◆ **HOW TO COMPLETE THIS TASK**
Pictures stay out; print the rest of the listing below exactly as it stands.

◆ **EXERCISE MATERIAL**
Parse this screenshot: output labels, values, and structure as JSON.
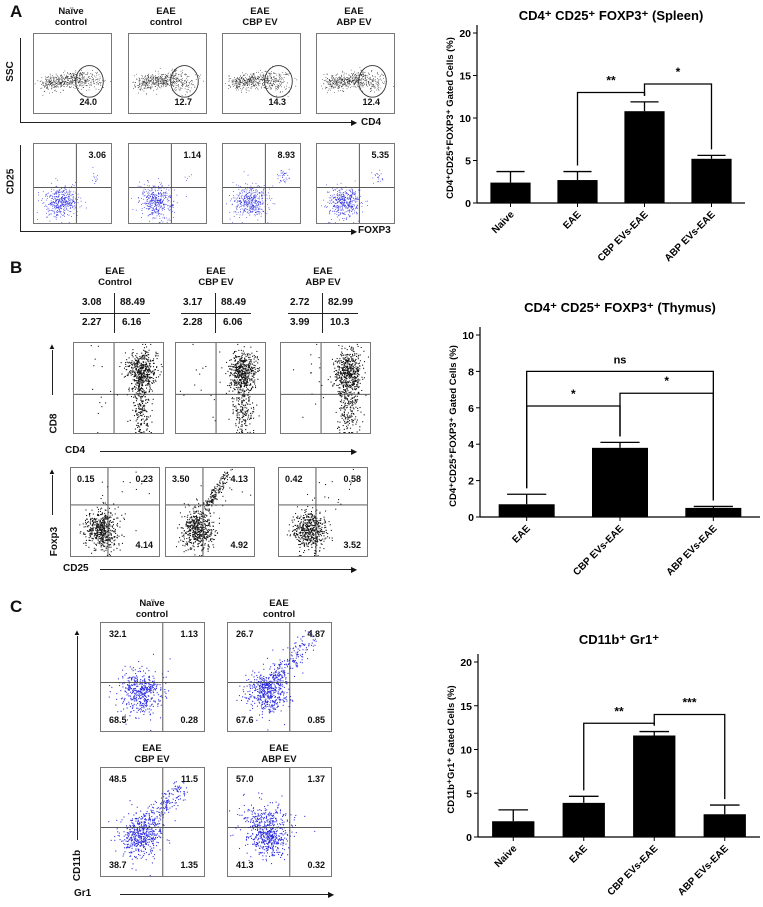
{
  "panel_a": {
    "label": "A",
    "axis_ssc": "SSC",
    "axis_cd4": "CD4",
    "axis_cd25": "CD25",
    "axis_foxp3": "FOXP3",
    "columns": [
      {
        "line1": "Naïve",
        "line2": "control",
        "cd4_gate": "24.0",
        "treg": "3.06"
      },
      {
        "line1": "EAE",
        "line2": "control",
        "cd4_gate": "12.7",
        "treg": "1.14"
      },
      {
        "line1": "EAE",
        "line2": "CBP EV",
        "cd4_gate": "14.3",
        "treg": "8.93"
      },
      {
        "line1": "EAE",
        "line2": "ABP EV",
        "cd4_gate": "12.4",
        "treg": "5.35"
      }
    ]
  },
  "panel_b": {
    "label": "B",
    "axis_cd8": "CD8",
    "axis_cd4": "CD4",
    "axis_foxp3": "Foxp3",
    "axis_cd25": "CD25",
    "columns": [
      {
        "line1": "EAE",
        "line2": "Control",
        "quadrants": [
          "3.08",
          "88.49",
          "2.27",
          "6.16"
        ],
        "foxp3": [
          "0.15",
          "0.23",
          "4.14"
        ]
      },
      {
        "line1": "EAE",
        "line2": "CBP EV",
        "quadrants": [
          "3.17",
          "88.49",
          "2.28",
          "6.06"
        ],
        "foxp3": [
          "3.50",
          "4.13",
          "4.92"
        ]
      },
      {
        "line1": "EAE",
        "line2": "ABP EV",
        "quadrants": [
          "2.72",
          "82.99",
          "3.99",
          "10.3"
        ],
        "foxp3": [
          "0.42",
          "0.58",
          "3.52"
        ]
      }
    ]
  },
  "panel_c": {
    "label": "C",
    "axis_cd11b": "CD11b",
    "axis_gr1": "Gr1",
    "plots": [
      {
        "line1": "Naïve",
        "line2": "control",
        "quadrants": [
          "32.1",
          "1.13",
          "68.5",
          "0.28"
        ]
      },
      {
        "line1": "EAE",
        "line2": "control",
        "quadrants": [
          "26.7",
          "4.87",
          "67.6",
          "0.85"
        ]
      },
      {
        "line1": "EAE",
        "line2": "CBP EV",
        "quadrants": [
          "48.5",
          "11.5",
          "38.7",
          "1.35"
        ]
      },
      {
        "line1": "EAE",
        "line2": "ABP EV",
        "quadrants": [
          "57.0",
          "1.37",
          "41.3",
          "0.32"
        ]
      }
    ]
  },
  "colors": {
    "bar": "#000000",
    "flow_blue": "#2a2ae0",
    "flow_black": "#111111"
  },
  "chart_data": [
    {
      "type": "bar",
      "title": "CD4⁺ CD25⁺ FOXP3⁺ (Spleen)",
      "ylabel": "CD4⁺CD25⁺FOXP3⁺ Gated Cells (%)",
      "xlabel": "",
      "categories": [
        "Naive",
        "EAE",
        "CBP EVs-EAE",
        "ABP EVs-EAE"
      ],
      "values": [
        2.4,
        2.7,
        10.8,
        5.2
      ],
      "errors": [
        1.3,
        1.0,
        1.1,
        0.4
      ],
      "ylim": [
        0,
        20
      ],
      "yticks": [
        "0",
        "5",
        "10",
        "15",
        "20"
      ],
      "significance": [
        {
          "from": 1,
          "to": 2,
          "level": 13.0,
          "label": "**"
        },
        {
          "from": 2,
          "to": 3,
          "level": 14.0,
          "label": "*"
        }
      ]
    },
    {
      "type": "bar",
      "title": "CD4⁺ CD25⁺ FOXP3⁺ (Thymus)",
      "ylabel": "CD4⁺CD25⁺FOXP3⁺ Gated Cells (%)",
      "xlabel": "",
      "categories": [
        "EAE",
        "CBP EVs-EAE",
        "ABP EVs-EAE"
      ],
      "values": [
        0.7,
        3.8,
        0.5
      ],
      "errors": [
        0.55,
        0.3,
        0.08
      ],
      "ylim": [
        0,
        10
      ],
      "yticks": [
        "0",
        "2",
        "4",
        "6",
        "8",
        "10"
      ],
      "significance": [
        {
          "from": 0,
          "to": 2,
          "level": 8.0,
          "label": "ns"
        },
        {
          "from": 0,
          "to": 1,
          "level": 6.1,
          "label": "*"
        },
        {
          "from": 1,
          "to": 2,
          "level": 6.8,
          "label": "*"
        }
      ]
    },
    {
      "type": "bar",
      "title": "CD11b⁺ Gr1⁺",
      "ylabel": "CD11b⁺Gr1⁺ Gated Cells (%)",
      "xlabel": "",
      "categories": [
        "Naive",
        "EAE",
        "CBP EVs-EAE",
        "ABP EVs-EAE"
      ],
      "values": [
        1.8,
        3.9,
        11.6,
        2.6
      ],
      "errors": [
        1.3,
        0.75,
        0.45,
        1.05
      ],
      "ylim": [
        0,
        20
      ],
      "yticks": [
        "0",
        "5",
        "10",
        "15",
        "20"
      ],
      "significance": [
        {
          "from": 1,
          "to": 2,
          "level": 13.0,
          "label": "**"
        },
        {
          "from": 2,
          "to": 3,
          "level": 14.0,
          "label": "***"
        }
      ]
    }
  ]
}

◆ **RESULT**
Parse this screenshot: output labels, values, and structure as JSON.
{
  "panel_a": {
    "label": "A",
    "axis_ssc": "SSC",
    "axis_cd4": "CD4",
    "axis_cd25": "CD25",
    "axis_foxp3": "FOXP3",
    "columns": [
      {
        "line1": "Naïve",
        "line2": "control",
        "cd4_gate": "24.0",
        "treg": "3.06"
      },
      {
        "line1": "EAE",
        "line2": "control",
        "cd4_gate": "12.7",
        "treg": "1.14"
      },
      {
        "line1": "EAE",
        "line2": "CBP EV",
        "cd4_gate": "14.3",
        "treg": "8.93"
      },
      {
        "line1": "EAE",
        "line2": "ABP EV",
        "cd4_gate": "12.4",
        "treg": "5.35"
      }
    ]
  },
  "panel_b": {
    "label": "B",
    "axis_cd8": "CD8",
    "axis_cd4": "CD4",
    "axis_foxp3": "Foxp3",
    "axis_cd25": "CD25",
    "columns": [
      {
        "line1": "EAE",
        "line2": "Control",
        "quadrants": [
          "3.08",
          "88.49",
          "2.27",
          "6.16"
        ],
        "foxp3": [
          "0.15",
          "0.23",
          "4.14"
        ]
      },
      {
        "line1": "EAE",
        "line2": "CBP EV",
        "quadrants": [
          "3.17",
          "88.49",
          "2.28",
          "6.06"
        ],
        "foxp3": [
          "3.50",
          "4.13",
          "4.92"
        ]
      },
      {
        "line1": "EAE",
        "line2": "ABP EV",
        "quadrants": [
          "2.72",
          "82.99",
          "3.99",
          "10.3"
        ],
        "foxp3": [
          "0.42",
          "0.58",
          "3.52"
        ]
      }
    ]
  },
  "panel_c": {
    "label": "C",
    "axis_cd11b": "CD11b",
    "axis_gr1": "Gr1",
    "plots": [
      {
        "line1": "Naïve",
        "line2": "control",
        "quadrants": [
          "32.1",
          "1.13",
          "68.5",
          "0.28"
        ]
      },
      {
        "line1": "EAE",
        "line2": "control",
        "quadrants": [
          "26.7",
          "4.87",
          "67.6",
          "0.85"
        ]
      },
      {
        "line1": "EAE",
        "line2": "CBP EV",
        "quadrants": [
          "48.5",
          "11.5",
          "38.7",
          "1.35"
        ]
      },
      {
        "line1": "EAE",
        "line2": "ABP EV",
        "quadrants": [
          "57.0",
          "1.37",
          "41.3",
          "0.32"
        ]
      }
    ]
  },
  "colors": {
    "bar": "#000000",
    "flow_blue": "#2a2ae0",
    "flow_black": "#111111"
  },
  "chart_data": [
    {
      "type": "bar",
      "title": "CD4⁺ CD25⁺ FOXP3⁺ (Spleen)",
      "ylabel": "CD4⁺CD25⁺FOXP3⁺ Gated Cells (%)",
      "xlabel": "",
      "categories": [
        "Naive",
        "EAE",
        "CBP EVs-EAE",
        "ABP EVs-EAE"
      ],
      "values": [
        2.4,
        2.7,
        10.8,
        5.2
      ],
      "errors": [
        1.3,
        1.0,
        1.1,
        0.4
      ],
      "ylim": [
        0,
        20
      ],
      "yticks": [
        "0",
        "5",
        "10",
        "15",
        "20"
      ],
      "significance": [
        {
          "from": 1,
          "to": 2,
          "level": 13.0,
          "label": "**"
        },
        {
          "from": 2,
          "to": 3,
          "level": 14.0,
          "label": "*"
        }
      ]
    },
    {
      "type": "bar",
      "title": "CD4⁺ CD25⁺ FOXP3⁺ (Thymus)",
      "ylabel": "CD4⁺CD25⁺FOXP3⁺ Gated Cells (%)",
      "xlabel": "",
      "categories": [
        "EAE",
        "CBP EVs-EAE",
        "ABP EVs-EAE"
      ],
      "values": [
        0.7,
        3.8,
        0.5
      ],
      "errors": [
        0.55,
        0.3,
        0.08
      ],
      "ylim": [
        0,
        10
      ],
      "yticks": [
        "0",
        "2",
        "4",
        "6",
        "8",
        "10"
      ],
      "significance": [
        {
          "from": 0,
          "to": 2,
          "level": 8.0,
          "label": "ns"
        },
        {
          "from": 0,
          "to": 1,
          "level": 6.1,
          "label": "*"
        },
        {
          "from": 1,
          "to": 2,
          "level": 6.8,
          "label": "*"
        }
      ]
    },
    {
      "type": "bar",
      "title": "CD11b⁺ Gr1⁺",
      "ylabel": "CD11b⁺Gr1⁺ Gated Cells (%)",
      "xlabel": "",
      "categories": [
        "Naive",
        "EAE",
        "CBP EVs-EAE",
        "ABP EVs-EAE"
      ],
      "values": [
        1.8,
        3.9,
        11.6,
        2.6
      ],
      "errors": [
        1.3,
        0.75,
        0.45,
        1.05
      ],
      "ylim": [
        0,
        20
      ],
      "yticks": [
        "0",
        "5",
        "10",
        "15",
        "20"
      ],
      "significance": [
        {
          "from": 1,
          "to": 2,
          "level": 13.0,
          "label": "**"
        },
        {
          "from": 2,
          "to": 3,
          "level": 14.0,
          "label": "***"
        }
      ]
    }
  ]
}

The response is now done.